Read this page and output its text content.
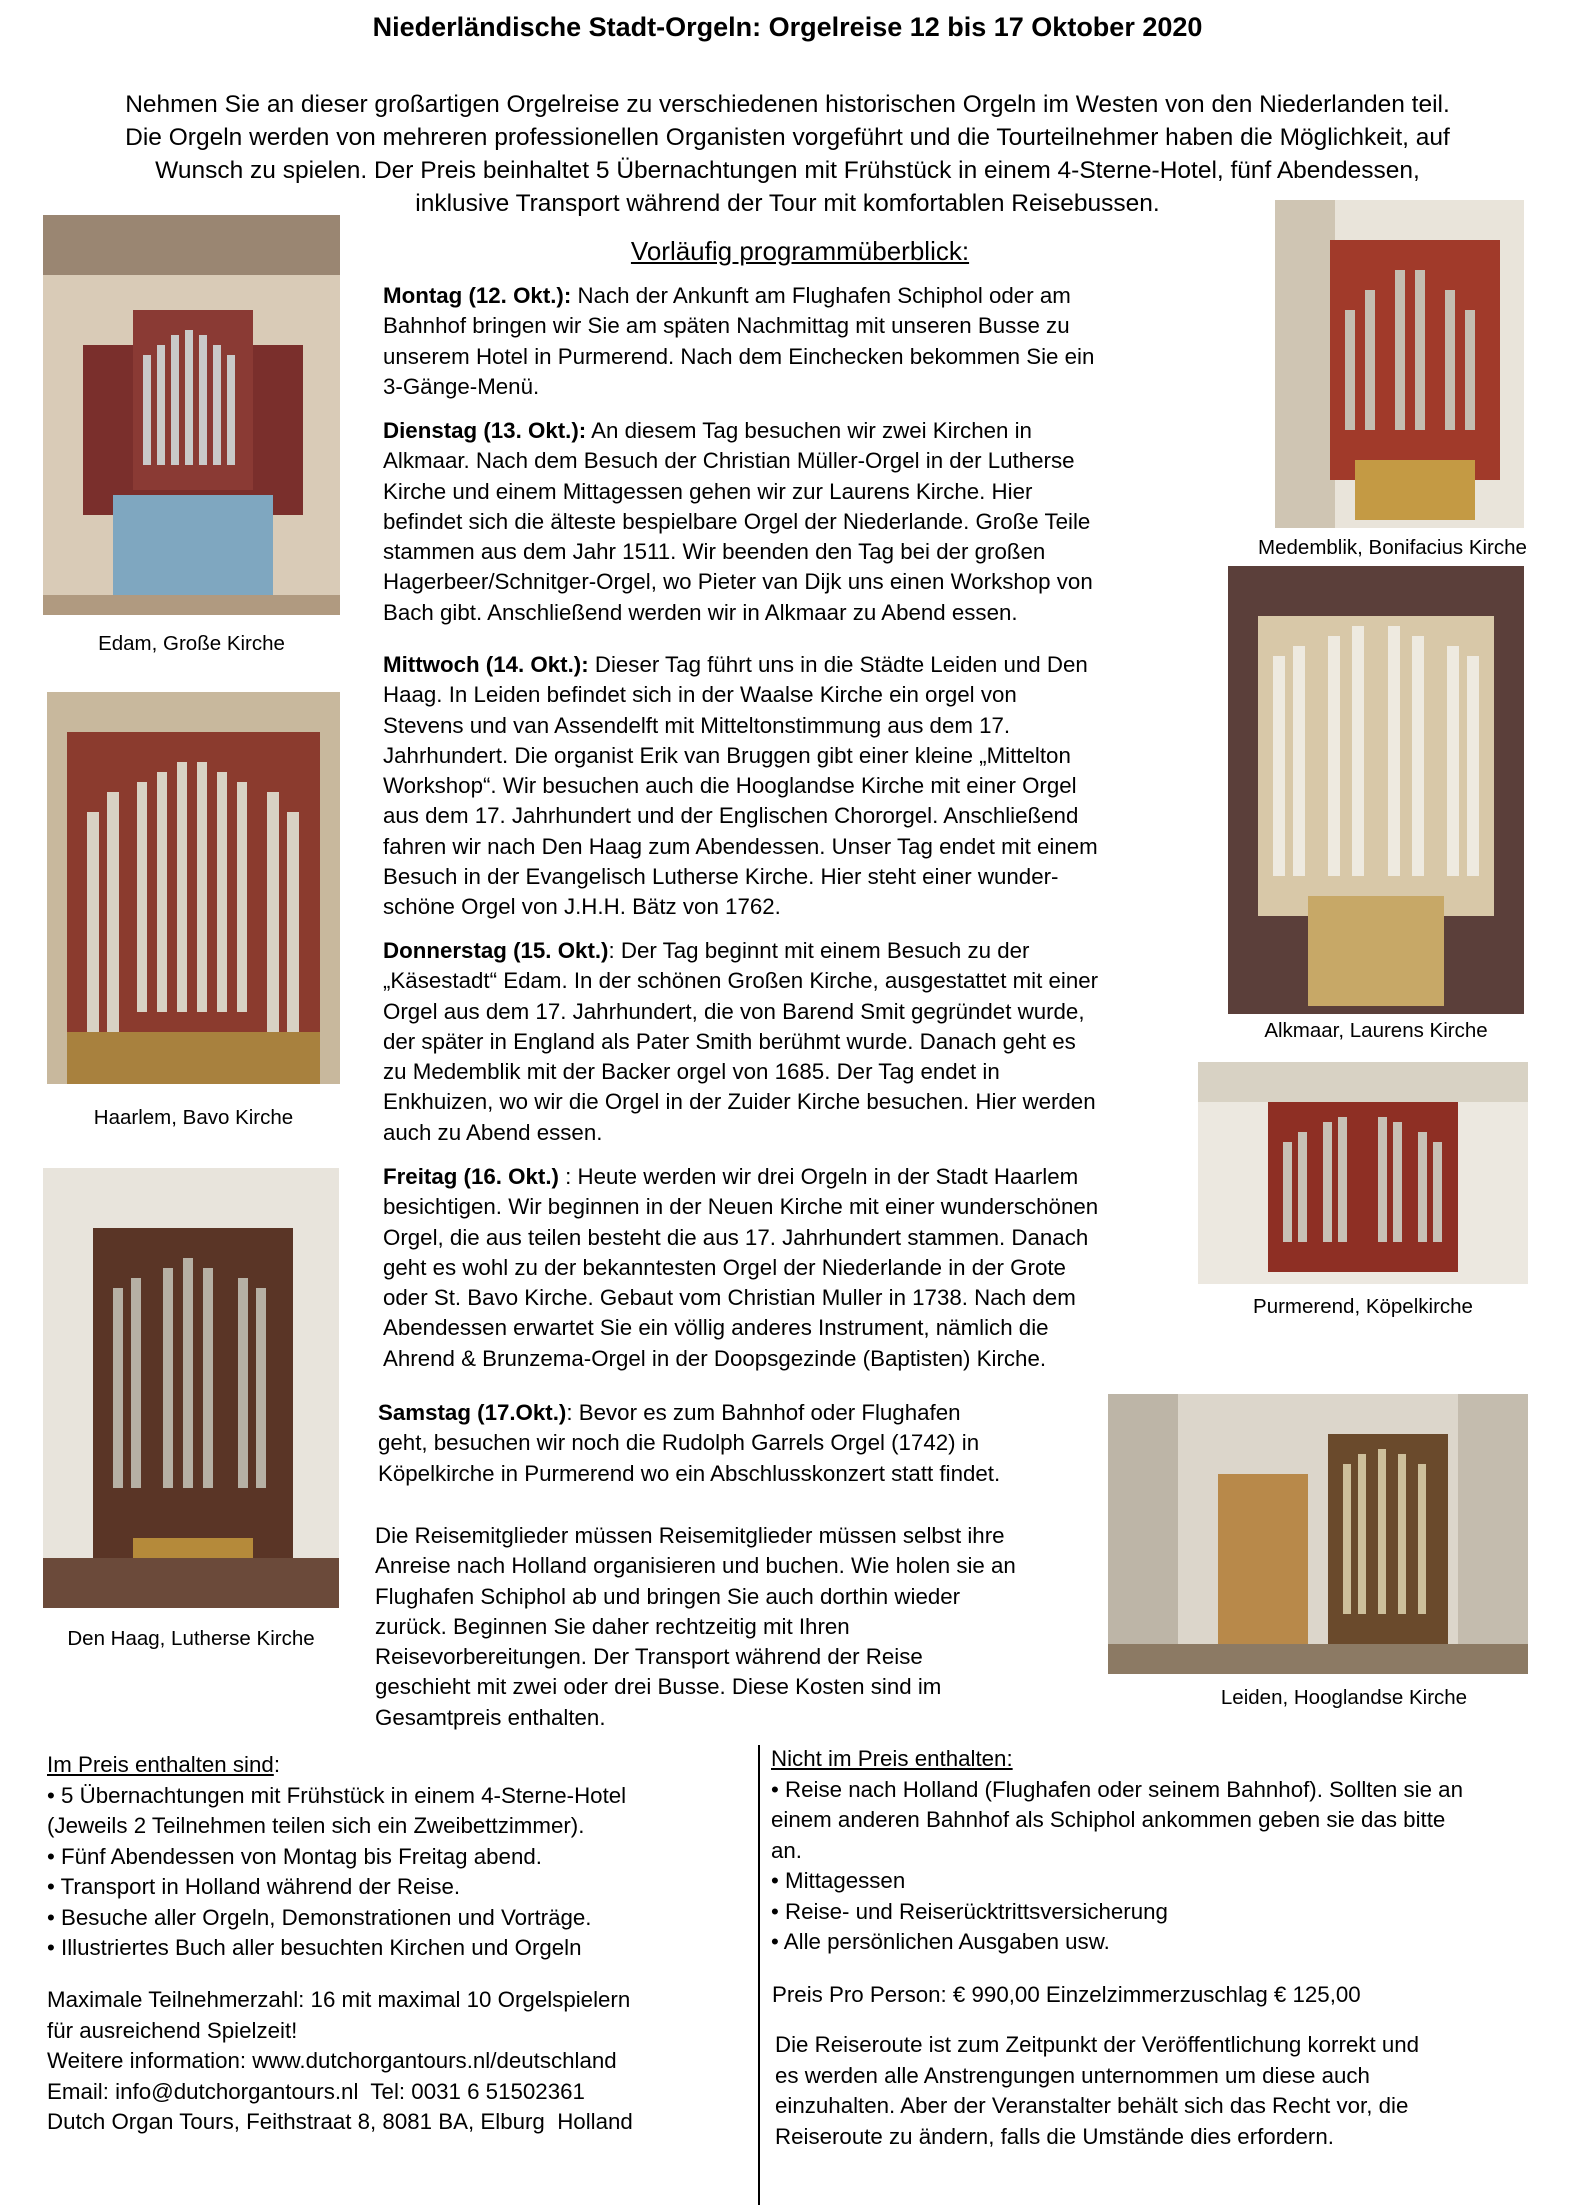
Niederländische Stadt-Orgeln: Orgelreise 12 bis 17 Oktober 2020
Nehmen Sie an dieser großartigen Orgelreise zu verschiedenen historischen Orgeln im Westen von den Niederlanden teil.
Die Orgeln werden von mehreren professionellen Organisten vorgeführt und die Tourteilnehmer haben die Möglichkeit, auf
Wunsch zu spielen. Der Preis beinhaltet 5 Übernachtungen mit Frühstück in einem 4-Sterne-Hotel, fünf Abendessen,
inklusive Transport während der Tour mit komfortablen Reisebussen.
Edam, Große Kirche
Haarlem, Bavo Kirche
Den Haag, Lutherse Kirche
Medemblik, Bonifacius Kirche
Alkmaar, Laurens Kirche
Purmerend, Köpelkirche
Leiden, Hooglandse Kirche
Vorläufig programmüberblick:
Montag (12. Okt.): Nach der Ankunft am Flughafen Schiphol oder am
Bahnhof bringen wir Sie am späten Nachmittag mit unseren Busse zu
unserem Hotel in Purmerend. Nach dem Einchecken bekommen Sie ein
3-Gänge-Menü.
Dienstag (13. Okt.): An diesem Tag besuchen wir zwei Kirchen in
Alkmaar. Nach dem Besuch der Christian Müller-Orgel in der Lutherse
Kirche und einem Mittagessen gehen wir zur Laurens Kirche. Hier
befindet sich die älteste bespielbare Orgel der Niederlande. Große Teile
stammen aus dem Jahr 1511. Wir beenden den Tag bei der großen
Hagerbeer/Schnitger-Orgel, wo Pieter van Dijk uns einen Workshop von
Bach gibt. Anschließend werden wir in Alkmaar zu Abend essen.
Mittwoch (14. Okt.): Dieser Tag führt uns in die Städte Leiden und Den
Haag. In Leiden befindet sich in der Waalse Kirche ein orgel von
Stevens und van Assendelft mit Mitteltonstimmung aus dem 17.
Jahrhundert. Die organist Erik van Bruggen gibt einer kleine „Mittelton
Workshop“. Wir besuchen auch die Hooglandse Kirche mit einer Orgel
aus dem 17. Jahrhundert und der Englischen Chororgel. Anschließend
fahren wir nach Den Haag zum Abendessen. Unser Tag endet mit einem
Besuch in der Evangelisch Lutherse Kirche. Hier steht einer wunder-
schöne Orgel von J.H.H. Bätz von 1762.
Donnerstag (15. Okt.): Der Tag beginnt mit einem Besuch zu der
„Käsestadt“ Edam. In der schönen Großen Kirche, ausgestattet mit einer
Orgel aus dem 17. Jahrhundert, die von Barend Smit gegründet wurde,
der später in England als Pater Smith berühmt wurde. Danach geht es
zu Medemblik mit der Backer orgel von 1685. Der Tag endet in
Enkhuizen, wo wir die Orgel in der Zuider Kirche besuchen. Hier werden
auch zu Abend essen.
Freitag (16. Okt.) : Heute werden wir drei Orgeln in der Stadt Haarlem
besichtigen. Wir beginnen in der Neuen Kirche mit einer wunderschönen
Orgel, die aus teilen besteht die aus 17. Jahrhundert stammen. Danach
geht es wohl zu der bekanntesten Orgel der Niederlande in der Grote
oder St. Bavo Kirche. Gebaut vom Christian Muller in 1738. Nach dem
Abendessen erwartet Sie ein völlig anderes Instrument, nämlich die
Ahrend & Brunzema-Orgel in der Doopsgezinde (Baptisten) Kirche.
Samstag (17.Okt.): Bevor es zum Bahnhof oder Flughafen
geht, besuchen wir noch die Rudolph Garrels Orgel (1742) in
Köpelkirche in Purmerend wo ein Abschlusskonzert statt findet.
Die Reisemitglieder müssen Reisemitglieder müssen selbst ihre
Anreise nach Holland organisieren und buchen. Wie holen sie an
Flughafen Schiphol ab und bringen Sie auch dorthin wieder
zurück. Beginnen Sie daher rechtzeitig mit Ihren
Reisevorbereitungen. Der Transport während der Reise
geschieht mit zwei oder drei Busse. Diese Kosten sind im
Gesamtpreis enthalten.
Im Preis enthalten sind:
• 5 Übernachtungen mit Frühstück in einem 4-Sterne-Hotel
(Jeweils 2 Teilnehmen teilen sich ein Zweibettzimmer).
• Fünf Abendessen von Montag bis Freitag abend.
• Transport in Holland während der Reise.
• Besuche aller Orgeln, Demonstrationen und Vorträge.
• Illustriertes Buch aller besuchten Kirchen und Orgeln
Maximale Teilnehmerzahl: 16 mit maximal 10 Orgelspielern
für ausreichend Spielzeit!
Weitere information: www.dutchorgantours.nl/deutschland
Email: info@dutchorgantours.nl  Tel: 0031 6 51502361
Dutch Organ Tours, Feithstraat 8, 8081 BA, Elburg  Holland
Nicht im Preis enthalten:
• Reise nach Holland (Flughafen oder seinem Bahnhof). Sollten sie an
einem anderen Bahnhof als Schiphol ankommen geben sie das bitte
an.
• Mittagessen
• Reise- und Reiserücktrittsversicherung
• Alle persönlichen Ausgaben usw.
Preis Pro Person: € 990,00 Einzelzimmerzuschlag € 125,00
Die Reiseroute ist zum Zeitpunkt der Veröffentlichung korrekt und
es werden alle Anstrengungen unternommen um diese auch
einzuhalten. Aber der Veranstalter behält sich das Recht vor, die
Reiseroute zu ändern, falls die Umstände dies erfordern.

## EXERCISE INSTRUCTIONS
Copy out all the data exactly; skip the pictures.

## EXPECTED ANSWER
Read this page and output its text content.
Niederländische Stadt-Orgeln: Orgelreise 12 bis 17 Oktober 2020
Nehmen Sie an dieser großartigen Orgelreise zu verschiedenen historischen Orgeln im Westen von den Niederlanden teil.
Die Orgeln werden von mehreren professionellen Organisten vorgeführt und die Tourteilnehmer haben die Möglichkeit, auf
Wunsch zu spielen. Der Preis beinhaltet 5 Übernachtungen mit Frühstück in einem 4-Sterne-Hotel, fünf Abendessen,
inklusive Transport während der Tour mit komfortablen Reisebussen.
Edam, Große Kirche
Haarlem, Bavo Kirche
Den Haag, Lutherse Kirche
Medemblik, Bonifacius Kirche
Alkmaar, Laurens Kirche
Purmerend, Köpelkirche
Leiden, Hooglandse Kirche
Vorläufig programmüberblick:
Montag (12. Okt.): Nach der Ankunft am Flughafen Schiphol oder am
Bahnhof bringen wir Sie am späten Nachmittag mit unseren Busse zu
unserem Hotel in Purmerend. Nach dem Einchecken bekommen Sie ein
3-Gänge-Menü.
Dienstag (13. Okt.): An diesem Tag besuchen wir zwei Kirchen in
Alkmaar. Nach dem Besuch der Christian Müller-Orgel in der Lutherse
Kirche und einem Mittagessen gehen wir zur Laurens Kirche. Hier
befindet sich die älteste bespielbare Orgel der Niederlande. Große Teile
stammen aus dem Jahr 1511. Wir beenden den Tag bei der großen
Hagerbeer/Schnitger-Orgel, wo Pieter van Dijk uns einen Workshop von
Bach gibt. Anschließend werden wir in Alkmaar zu Abend essen.
Mittwoch (14. Okt.): Dieser Tag führt uns in die Städte Leiden und Den
Haag. In Leiden befindet sich in der Waalse Kirche ein orgel von
Stevens und van Assendelft mit Mitteltonstimmung aus dem 17.
Jahrhundert. Die organist Erik van Bruggen gibt einer kleine „Mittelton
Workshop“. Wir besuchen auch die Hooglandse Kirche mit einer Orgel
aus dem 17. Jahrhundert und der Englischen Chororgel. Anschließend
fahren wir nach Den Haag zum Abendessen. Unser Tag endet mit einem
Besuch in der Evangelisch Lutherse Kirche. Hier steht einer wunder-
schöne Orgel von J.H.H. Bätz von 1762.
Donnerstag (15. Okt.): Der Tag beginnt mit einem Besuch zu der
„Käsestadt“ Edam. In der schönen Großen Kirche, ausgestattet mit einer
Orgel aus dem 17. Jahrhundert, die von Barend Smit gegründet wurde,
der später in England als Pater Smith berühmt wurde. Danach geht es
zu Medemblik mit der Backer orgel von 1685. Der Tag endet in
Enkhuizen, wo wir die Orgel in der Zuider Kirche besuchen. Hier werden
auch zu Abend essen.
Freitag (16. Okt.) : Heute werden wir drei Orgeln in der Stadt Haarlem
besichtigen. Wir beginnen in der Neuen Kirche mit einer wunderschönen
Orgel, die aus teilen besteht die aus 17. Jahrhundert stammen. Danach
geht es wohl zu der bekanntesten Orgel der Niederlande in der Grote
oder St. Bavo Kirche. Gebaut vom Christian Muller in 1738. Nach dem
Abendessen erwartet Sie ein völlig anderes Instrument, nämlich die
Ahrend & Brunzema-Orgel in der Doopsgezinde (Baptisten) Kirche.
Samstag (17.Okt.): Bevor es zum Bahnhof oder Flughafen
geht, besuchen wir noch die Rudolph Garrels Orgel (1742) in
Köpelkirche in Purmerend wo ein Abschlusskonzert statt findet.
Die Reisemitglieder müssen Reisemitglieder müssen selbst ihre
Anreise nach Holland organisieren und buchen. Wie holen sie an
Flughafen Schiphol ab und bringen Sie auch dorthin wieder
zurück. Beginnen Sie daher rechtzeitig mit Ihren
Reisevorbereitungen. Der Transport während der Reise
geschieht mit zwei oder drei Busse. Diese Kosten sind im
Gesamtpreis enthalten.
Im Preis enthalten sind:
• 5 Übernachtungen mit Frühstück in einem 4-Sterne-Hotel
(Jeweils 2 Teilnehmen teilen sich ein Zweibettzimmer).
• Fünf Abendessen von Montag bis Freitag abend.
• Transport in Holland während der Reise.
• Besuche aller Orgeln, Demonstrationen und Vorträge.
• Illustriertes Buch aller besuchten Kirchen und Orgeln
Maximale Teilnehmerzahl: 16 mit maximal 10 Orgelspielern
für ausreichend Spielzeit!
Weitere information: www.dutchorgantours.nl/deutschland
Email: info@dutchorgantours.nl  Tel: 0031 6 51502361
Dutch Organ Tours, Feithstraat 8, 8081 BA, Elburg  Holland
Nicht im Preis enthalten:
• Reise nach Holland (Flughafen oder seinem Bahnhof). Sollten sie an
einem anderen Bahnhof als Schiphol ankommen geben sie das bitte
an.
• Mittagessen
• Reise- und Reiserücktrittsversicherung
• Alle persönlichen Ausgaben usw.
Preis Pro Person: € 990,00 Einzelzimmerzuschlag € 125,00
Die Reiseroute ist zum Zeitpunkt der Veröffentlichung korrekt und
es werden alle Anstrengungen unternommen um diese auch
einzuhalten. Aber der Veranstalter behält sich das Recht vor, die
Reiseroute zu ändern, falls die Umstände dies erfordern.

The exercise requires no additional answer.